WHAT YOU HAVE TO DO: Quote all lines below exactly. Images stay out.

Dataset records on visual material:
☆ ☆ ☆ ☆ ☆ ☆ ☆

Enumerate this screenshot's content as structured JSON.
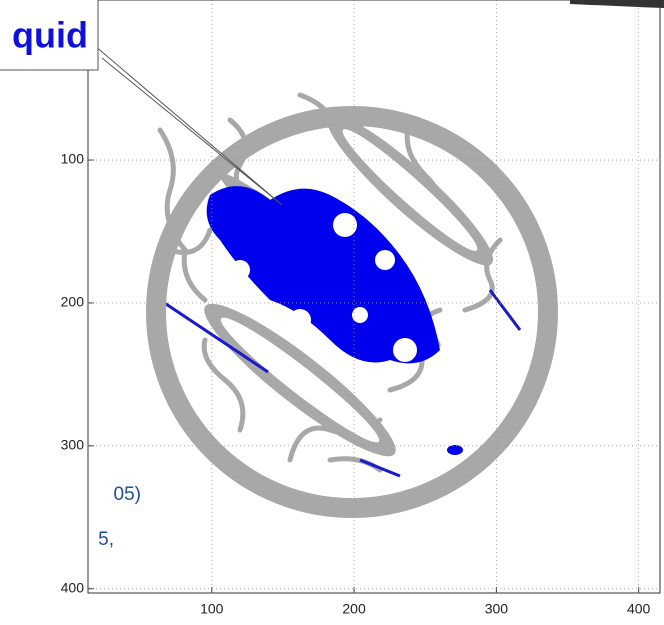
{
  "chart_data": {
    "type": "image",
    "xlim": [
      13,
      415
    ],
    "ylim": [
      403,
      -12
    ],
    "xticks": [
      100,
      200,
      300,
      400
    ],
    "yticks": [
      100,
      200,
      300,
      400
    ],
    "grid": true,
    "callout": "quid",
    "notes": [
      "05)",
      "5,"
    ]
  }
}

☆ ☆ ☆ ☆ ☆ ☆ ☆

RESULT FOR THIS TASK:
Enumerate this screenshot's content as structured JSON.
{
  "chart_data": {
    "type": "image",
    "xlim": [
      13,
      415
    ],
    "ylim": [
      403,
      -12
    ],
    "xticks": [
      100,
      200,
      300,
      400
    ],
    "yticks": [
      100,
      200,
      300,
      400
    ],
    "grid": true,
    "callout": "quid",
    "notes": [
      "05)",
      "5,"
    ]
  }
}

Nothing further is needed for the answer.